* TO BE DONE:
List, from the lines below, each one with "label" in it.

Collected data entries
+ + + +

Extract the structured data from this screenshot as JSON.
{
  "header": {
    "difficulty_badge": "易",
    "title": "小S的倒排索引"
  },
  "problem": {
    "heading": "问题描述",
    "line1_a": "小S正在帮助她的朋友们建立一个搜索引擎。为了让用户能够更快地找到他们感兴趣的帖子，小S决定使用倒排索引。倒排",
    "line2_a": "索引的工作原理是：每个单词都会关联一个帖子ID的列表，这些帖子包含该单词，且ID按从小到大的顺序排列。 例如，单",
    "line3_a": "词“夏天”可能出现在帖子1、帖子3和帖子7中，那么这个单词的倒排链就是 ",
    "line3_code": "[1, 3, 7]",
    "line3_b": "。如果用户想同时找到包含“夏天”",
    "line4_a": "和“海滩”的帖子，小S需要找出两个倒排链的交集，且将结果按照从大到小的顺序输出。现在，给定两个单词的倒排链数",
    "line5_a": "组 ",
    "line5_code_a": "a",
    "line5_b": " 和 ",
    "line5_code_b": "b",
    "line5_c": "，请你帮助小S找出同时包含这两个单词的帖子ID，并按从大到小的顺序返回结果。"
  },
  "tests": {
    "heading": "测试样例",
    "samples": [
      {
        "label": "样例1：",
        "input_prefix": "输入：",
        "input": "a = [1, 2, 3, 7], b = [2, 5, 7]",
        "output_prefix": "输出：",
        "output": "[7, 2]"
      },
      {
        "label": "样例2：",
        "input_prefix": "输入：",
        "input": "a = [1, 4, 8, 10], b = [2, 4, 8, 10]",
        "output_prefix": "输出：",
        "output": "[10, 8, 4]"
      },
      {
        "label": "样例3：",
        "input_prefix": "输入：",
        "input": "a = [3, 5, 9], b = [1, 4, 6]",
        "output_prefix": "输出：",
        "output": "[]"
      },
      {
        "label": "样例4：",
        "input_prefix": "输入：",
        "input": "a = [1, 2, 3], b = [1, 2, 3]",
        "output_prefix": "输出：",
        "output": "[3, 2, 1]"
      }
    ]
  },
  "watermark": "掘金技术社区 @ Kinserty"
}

+ + + +

* RESULT OF THIS TASK:
        "label": "样例1：",
        "label": "样例2：",
        "label": "样例3：",
        "label": "样例4：",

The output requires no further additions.